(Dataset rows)

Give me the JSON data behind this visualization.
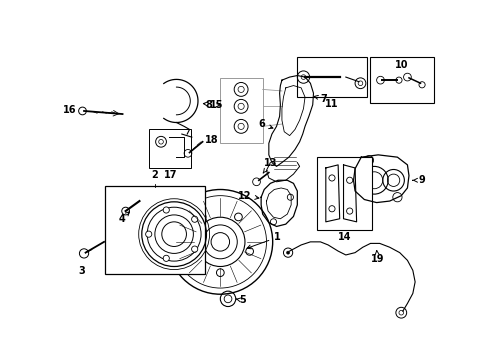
{
  "bg_color": "#ffffff",
  "line_color": "#000000",
  "gray_color": "#999999",
  "fig_width": 4.9,
  "fig_height": 3.6,
  "dpi": 100
}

= The request =
A faithful copy of the records above is needed, with the pictures left out.

= Answer for the task =
Give me the JSON data behind this visualization.
{
  "bg_color": "#ffffff",
  "line_color": "#000000",
  "gray_color": "#999999",
  "fig_width": 4.9,
  "fig_height": 3.6,
  "dpi": 100
}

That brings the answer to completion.